- **GOAL**:
Go through the listing and pick out each line with the word "color" in it.

- **PROVIDED RECORDS**:
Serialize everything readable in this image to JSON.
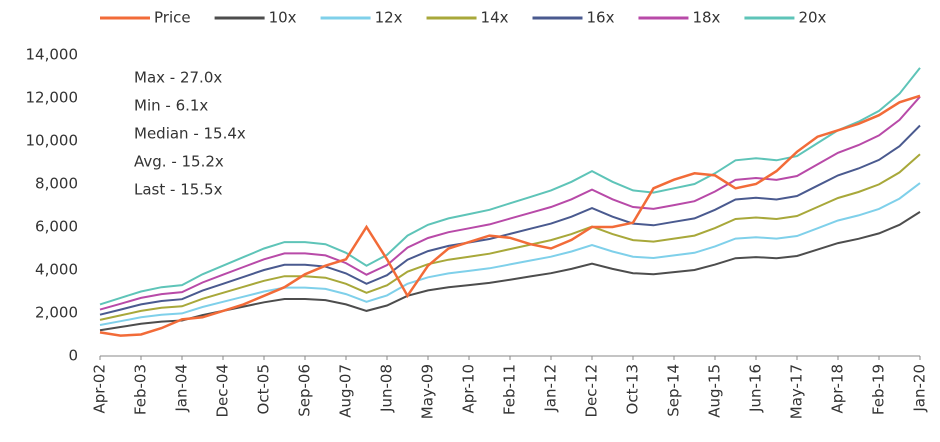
{
  "chart_data": {
    "type": "line",
    "categories": [
      "Apr-02",
      null,
      "Feb-03",
      null,
      "Jan-04",
      null,
      "Dec-04",
      null,
      "Oct-05",
      null,
      "Sep-06",
      null,
      "Aug-07",
      null,
      "Jun-08",
      null,
      "May-09",
      null,
      "Apr-10",
      null,
      "Feb-11",
      null,
      "Jan-12",
      null,
      "Dec-12",
      null,
      "Oct-13",
      null,
      "Sep-14",
      null,
      "Aug-15",
      null,
      "Jun-16",
      null,
      "May-17",
      null,
      "Apr-18",
      null,
      "Feb-19",
      null,
      "Jan-20"
    ],
    "series": [
      {
        "name": "Price",
        "color": "#f26b38",
        "values": [
          1100,
          950,
          1000,
          1300,
          1700,
          1800,
          2100,
          2400,
          2800,
          3200,
          3800,
          4200,
          4500,
          6000,
          4500,
          2800,
          4200,
          5000,
          5300,
          5600,
          5500,
          5200,
          5000,
          5400,
          6000,
          6000,
          6200,
          7800,
          8200,
          8500,
          8400,
          7800,
          8000,
          8600,
          9500,
          10200,
          10500,
          10800,
          11200,
          11800,
          12100
        ]
      },
      {
        "name": "10x",
        "color": "#4d4d4d",
        "values": [
          1200,
          1350,
          1500,
          1600,
          1650,
          1900,
          2100,
          2300,
          2500,
          2650,
          2650,
          2600,
          2400,
          2100,
          2350,
          2800,
          3050,
          3200,
          3300,
          3400,
          3550,
          3700,
          3850,
          4050,
          4300,
          4050,
          3850,
          3800,
          3900,
          4000,
          4250,
          4550,
          4600,
          4550,
          4650,
          4950,
          5250,
          5450,
          5700,
          6100,
          6700
        ]
      },
      {
        "name": "12x",
        "color": "#7fd0ea",
        "values": [
          1440,
          1620,
          1800,
          1920,
          1980,
          2280,
          2520,
          2760,
          3000,
          3180,
          3180,
          3120,
          2880,
          2520,
          2820,
          3360,
          3660,
          3840,
          3960,
          4080,
          4260,
          4440,
          4620,
          4860,
          5160,
          4860,
          4620,
          4560,
          4680,
          4800,
          5100,
          5460,
          5520,
          5460,
          5580,
          5940,
          6300,
          6540,
          6840,
          7320,
          8040
        ]
      },
      {
        "name": "14x",
        "color": "#a8a83a",
        "values": [
          1680,
          1890,
          2100,
          2240,
          2310,
          2660,
          2940,
          3220,
          3500,
          3710,
          3710,
          3640,
          3360,
          2940,
          3290,
          3920,
          4270,
          4480,
          4620,
          4760,
          4970,
          5180,
          5390,
          5670,
          6020,
          5670,
          5390,
          5320,
          5460,
          5600,
          5950,
          6370,
          6440,
          6370,
          6510,
          6930,
          7350,
          7630,
          7980,
          8540,
          9380
        ]
      },
      {
        "name": "16x",
        "color": "#4a5a8f",
        "values": [
          1920,
          2160,
          2400,
          2560,
          2640,
          3040,
          3360,
          3680,
          4000,
          4240,
          4240,
          4160,
          3840,
          3360,
          3760,
          4480,
          4880,
          5120,
          5280,
          5440,
          5680,
          5920,
          6160,
          6480,
          6880,
          6480,
          6160,
          6080,
          6240,
          6400,
          6800,
          7280,
          7360,
          7280,
          7440,
          7920,
          8400,
          8720,
          9120,
          9760,
          10720
        ]
      },
      {
        "name": "18x",
        "color": "#b84aa8",
        "values": [
          2160,
          2430,
          2700,
          2880,
          2970,
          3420,
          3780,
          4140,
          4500,
          4770,
          4770,
          4680,
          4320,
          3780,
          4230,
          5040,
          5490,
          5760,
          5940,
          6120,
          6390,
          6660,
          6930,
          7290,
          7740,
          7290,
          6930,
          6840,
          7020,
          7200,
          7650,
          8190,
          8280,
          8190,
          8370,
          8910,
          9450,
          9810,
          10260,
          10980,
          12060
        ]
      },
      {
        "name": "20x",
        "color": "#5ec4b8",
        "values": [
          2400,
          2700,
          3000,
          3200,
          3300,
          3800,
          4200,
          4600,
          5000,
          5300,
          5300,
          5200,
          4800,
          4200,
          4700,
          5600,
          6100,
          6400,
          6600,
          6800,
          7100,
          7400,
          7700,
          8100,
          8600,
          8100,
          7700,
          7600,
          7800,
          8000,
          8500,
          9100,
          9200,
          9100,
          9300,
          9900,
          10500,
          10900,
          11400,
          12200,
          13400
        ]
      }
    ],
    "ylim": [
      0,
      14000
    ],
    "yticks": [
      0,
      {
        "value": 2000,
        "label": "2,000"
      },
      {
        "value": 4000,
        "label": "4,000"
      },
      {
        "value": 6000,
        "label": "6,000"
      },
      {
        "value": 8000,
        "label": "8,000"
      },
      {
        "value": 10000,
        "label": "10,000"
      },
      {
        "value": 12000,
        "label": "12,000"
      },
      {
        "value": 14000,
        "label": "14,000"
      }
    ],
    "annotations": [
      "Max  - 27.0x",
      "Min - 6.1x",
      "Median - 15.4x",
      "Avg. - 15.2x",
      "Last  - 15.5x"
    ],
    "legend": "top"
  }
}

- **RESPONSE BELOW**:
        "color": "#f26b38",
        "color": "#4d4d4d",
        "color": "#7fd0ea",
        "color": "#a8a83a",
        "color": "#4a5a8f",
        "color": "#b84aa8",
        "color": "#5ec4b8",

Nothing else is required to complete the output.